### Records from a dataset

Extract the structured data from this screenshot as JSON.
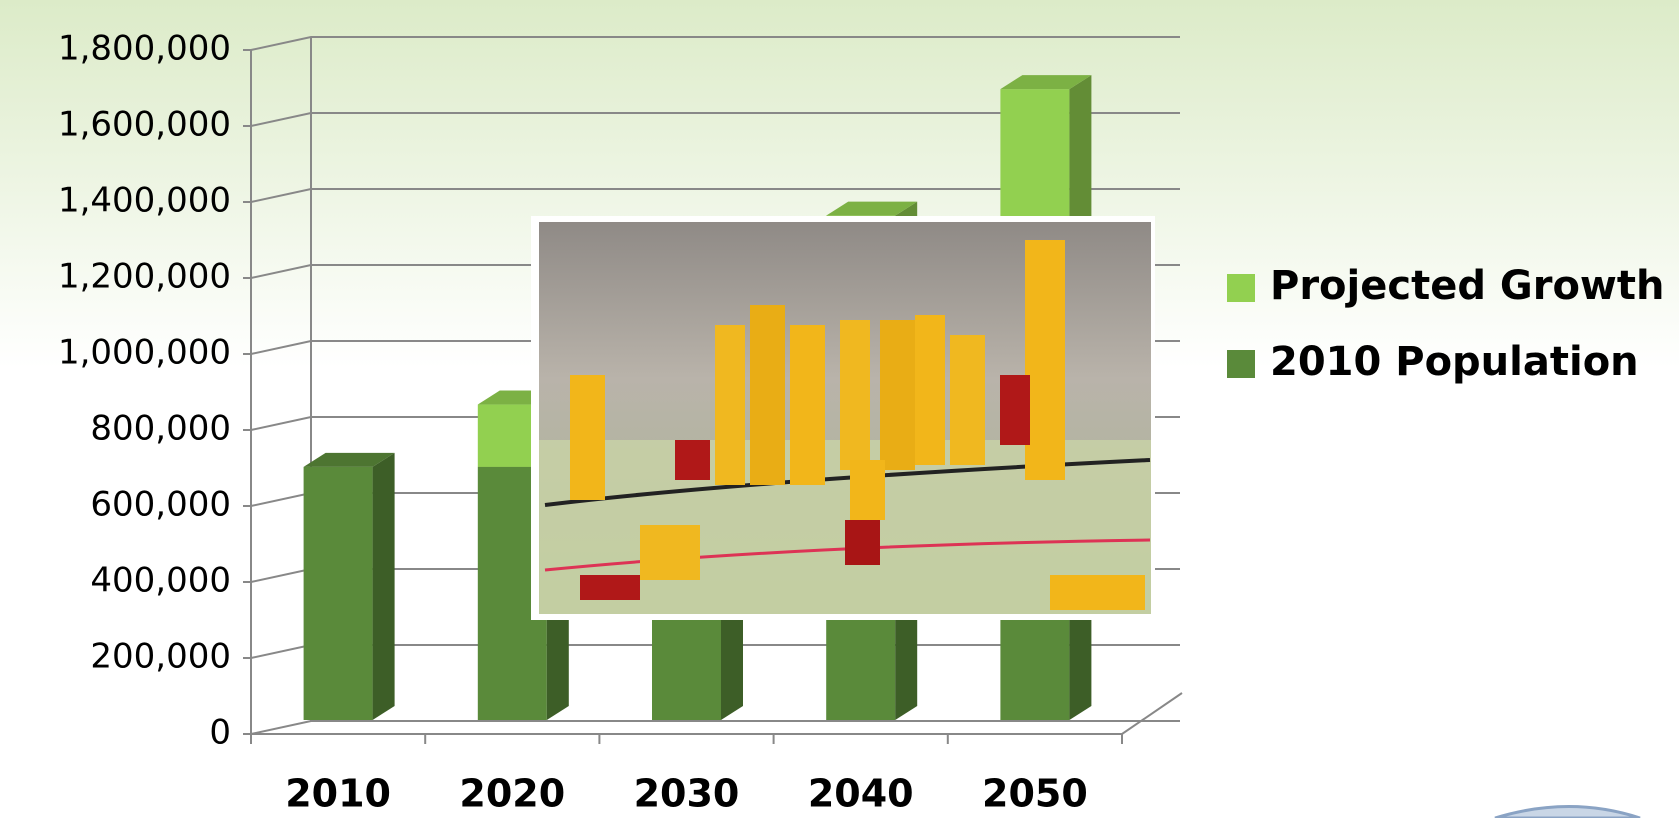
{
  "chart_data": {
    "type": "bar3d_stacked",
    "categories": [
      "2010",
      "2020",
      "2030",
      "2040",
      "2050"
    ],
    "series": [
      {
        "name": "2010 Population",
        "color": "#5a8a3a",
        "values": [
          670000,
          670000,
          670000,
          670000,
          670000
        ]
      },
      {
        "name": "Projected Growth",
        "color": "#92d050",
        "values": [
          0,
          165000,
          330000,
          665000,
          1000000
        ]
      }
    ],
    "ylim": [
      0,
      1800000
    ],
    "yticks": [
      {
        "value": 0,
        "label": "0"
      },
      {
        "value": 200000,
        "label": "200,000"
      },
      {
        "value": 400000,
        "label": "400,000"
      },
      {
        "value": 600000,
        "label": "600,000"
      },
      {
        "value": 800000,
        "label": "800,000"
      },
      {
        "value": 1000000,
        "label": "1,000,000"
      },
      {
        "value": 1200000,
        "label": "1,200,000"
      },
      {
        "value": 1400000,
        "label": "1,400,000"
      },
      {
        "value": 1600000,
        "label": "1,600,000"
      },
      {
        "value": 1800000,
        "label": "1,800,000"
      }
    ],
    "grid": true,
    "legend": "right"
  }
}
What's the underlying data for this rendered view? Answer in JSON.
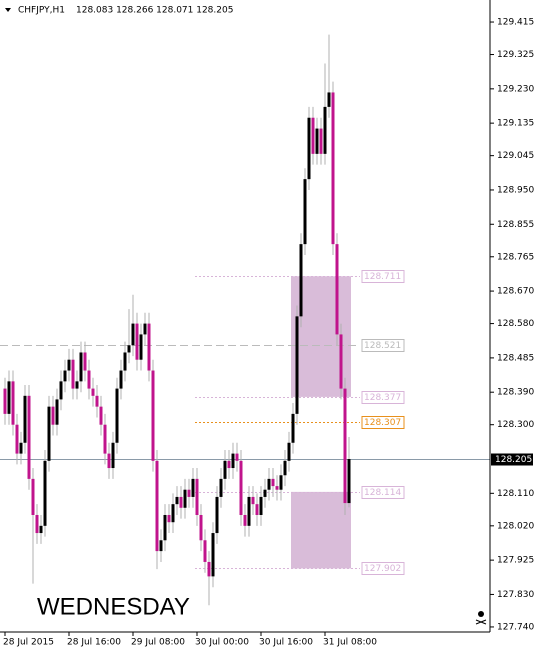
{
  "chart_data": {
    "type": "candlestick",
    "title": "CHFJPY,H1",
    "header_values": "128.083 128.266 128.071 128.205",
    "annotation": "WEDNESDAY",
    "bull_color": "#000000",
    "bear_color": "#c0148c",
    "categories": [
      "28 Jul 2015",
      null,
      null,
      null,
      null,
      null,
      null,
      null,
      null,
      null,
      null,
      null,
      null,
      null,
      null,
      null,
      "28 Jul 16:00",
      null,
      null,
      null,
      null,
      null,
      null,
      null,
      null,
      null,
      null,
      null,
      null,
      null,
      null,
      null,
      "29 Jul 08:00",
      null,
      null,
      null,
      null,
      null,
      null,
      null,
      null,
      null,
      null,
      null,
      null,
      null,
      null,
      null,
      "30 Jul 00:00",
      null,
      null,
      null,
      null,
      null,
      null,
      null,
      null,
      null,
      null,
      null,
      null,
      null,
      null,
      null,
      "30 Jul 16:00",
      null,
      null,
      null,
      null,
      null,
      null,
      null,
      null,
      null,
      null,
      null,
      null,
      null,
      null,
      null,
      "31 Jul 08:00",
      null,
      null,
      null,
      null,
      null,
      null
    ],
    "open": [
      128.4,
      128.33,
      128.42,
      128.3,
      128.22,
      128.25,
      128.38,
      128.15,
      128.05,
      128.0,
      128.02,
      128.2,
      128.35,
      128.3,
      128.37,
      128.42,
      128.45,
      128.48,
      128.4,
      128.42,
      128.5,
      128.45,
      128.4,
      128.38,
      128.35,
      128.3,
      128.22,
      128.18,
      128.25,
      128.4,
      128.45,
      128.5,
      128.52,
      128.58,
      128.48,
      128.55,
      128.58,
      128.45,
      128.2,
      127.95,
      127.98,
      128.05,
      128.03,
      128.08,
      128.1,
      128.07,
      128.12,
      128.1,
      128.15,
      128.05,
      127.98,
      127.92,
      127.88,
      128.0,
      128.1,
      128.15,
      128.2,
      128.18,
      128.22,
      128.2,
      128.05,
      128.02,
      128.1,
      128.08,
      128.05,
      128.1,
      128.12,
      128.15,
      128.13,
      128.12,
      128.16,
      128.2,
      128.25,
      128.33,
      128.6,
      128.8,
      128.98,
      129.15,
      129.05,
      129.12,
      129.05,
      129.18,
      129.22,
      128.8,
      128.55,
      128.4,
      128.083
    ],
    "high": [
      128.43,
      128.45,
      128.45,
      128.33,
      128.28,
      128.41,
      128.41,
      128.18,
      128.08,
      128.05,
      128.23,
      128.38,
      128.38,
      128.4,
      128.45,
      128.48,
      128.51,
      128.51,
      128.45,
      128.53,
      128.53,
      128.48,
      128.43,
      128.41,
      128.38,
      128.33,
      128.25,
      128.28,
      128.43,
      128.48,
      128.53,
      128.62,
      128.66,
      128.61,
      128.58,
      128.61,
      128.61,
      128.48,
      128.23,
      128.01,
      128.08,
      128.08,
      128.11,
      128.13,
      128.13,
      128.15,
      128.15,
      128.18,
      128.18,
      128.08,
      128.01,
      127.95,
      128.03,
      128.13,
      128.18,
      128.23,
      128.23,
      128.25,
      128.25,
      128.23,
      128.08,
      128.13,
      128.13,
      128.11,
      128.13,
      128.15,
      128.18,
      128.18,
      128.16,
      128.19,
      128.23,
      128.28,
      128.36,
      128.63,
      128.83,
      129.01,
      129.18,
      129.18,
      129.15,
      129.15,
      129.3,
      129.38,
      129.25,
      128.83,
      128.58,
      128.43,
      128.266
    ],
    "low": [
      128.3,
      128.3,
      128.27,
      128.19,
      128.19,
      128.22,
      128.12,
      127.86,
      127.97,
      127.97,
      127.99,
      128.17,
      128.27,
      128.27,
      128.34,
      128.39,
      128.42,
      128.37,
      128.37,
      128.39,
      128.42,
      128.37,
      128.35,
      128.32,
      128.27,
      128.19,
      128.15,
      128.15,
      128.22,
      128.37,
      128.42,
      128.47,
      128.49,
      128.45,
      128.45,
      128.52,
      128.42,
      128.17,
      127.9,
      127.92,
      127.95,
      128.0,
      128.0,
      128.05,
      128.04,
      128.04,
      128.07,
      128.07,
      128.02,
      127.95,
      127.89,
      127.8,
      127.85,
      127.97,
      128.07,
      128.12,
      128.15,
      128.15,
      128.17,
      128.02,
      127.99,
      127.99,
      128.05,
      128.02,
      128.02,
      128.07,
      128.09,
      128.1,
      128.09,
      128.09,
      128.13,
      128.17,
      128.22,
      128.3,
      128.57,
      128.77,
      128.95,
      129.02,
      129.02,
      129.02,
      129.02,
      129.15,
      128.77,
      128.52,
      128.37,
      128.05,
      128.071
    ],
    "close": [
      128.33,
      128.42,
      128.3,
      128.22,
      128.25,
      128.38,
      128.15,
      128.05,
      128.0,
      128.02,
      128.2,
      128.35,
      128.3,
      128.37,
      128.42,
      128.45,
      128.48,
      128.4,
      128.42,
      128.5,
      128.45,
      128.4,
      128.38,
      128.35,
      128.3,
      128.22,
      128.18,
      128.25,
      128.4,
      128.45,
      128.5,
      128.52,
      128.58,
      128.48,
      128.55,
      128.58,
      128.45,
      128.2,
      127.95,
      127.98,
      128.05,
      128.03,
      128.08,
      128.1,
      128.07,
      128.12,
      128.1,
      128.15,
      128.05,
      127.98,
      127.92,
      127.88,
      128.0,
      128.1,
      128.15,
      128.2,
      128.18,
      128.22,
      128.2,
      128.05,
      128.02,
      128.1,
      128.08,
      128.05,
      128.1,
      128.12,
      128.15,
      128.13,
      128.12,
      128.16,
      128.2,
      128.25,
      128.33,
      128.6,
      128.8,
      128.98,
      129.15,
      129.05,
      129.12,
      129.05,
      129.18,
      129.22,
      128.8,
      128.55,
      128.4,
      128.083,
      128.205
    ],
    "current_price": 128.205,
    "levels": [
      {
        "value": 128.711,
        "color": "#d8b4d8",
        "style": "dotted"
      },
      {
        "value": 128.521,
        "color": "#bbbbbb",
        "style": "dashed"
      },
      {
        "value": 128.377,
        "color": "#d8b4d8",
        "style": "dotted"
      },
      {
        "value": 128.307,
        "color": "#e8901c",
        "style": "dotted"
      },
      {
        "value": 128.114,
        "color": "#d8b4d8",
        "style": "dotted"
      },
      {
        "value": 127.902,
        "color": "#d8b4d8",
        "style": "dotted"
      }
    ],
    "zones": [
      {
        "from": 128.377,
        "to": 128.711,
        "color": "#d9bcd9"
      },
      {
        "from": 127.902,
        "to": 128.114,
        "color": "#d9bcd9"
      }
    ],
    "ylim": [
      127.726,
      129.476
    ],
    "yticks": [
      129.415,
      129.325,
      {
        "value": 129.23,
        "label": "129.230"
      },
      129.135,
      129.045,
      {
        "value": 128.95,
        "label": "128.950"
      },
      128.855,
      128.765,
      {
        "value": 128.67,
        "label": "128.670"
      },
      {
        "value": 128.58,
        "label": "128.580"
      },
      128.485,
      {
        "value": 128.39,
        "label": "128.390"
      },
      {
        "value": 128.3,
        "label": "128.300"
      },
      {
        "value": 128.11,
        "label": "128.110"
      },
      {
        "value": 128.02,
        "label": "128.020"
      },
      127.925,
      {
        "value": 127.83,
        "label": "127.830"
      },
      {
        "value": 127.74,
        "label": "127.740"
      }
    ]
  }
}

### GIVEN EXERCISE
Return every line above in which the string "name" occurs.

### CORRECT OUTPUT
        "name": "2010 Population",
        "name": "Projected Growth",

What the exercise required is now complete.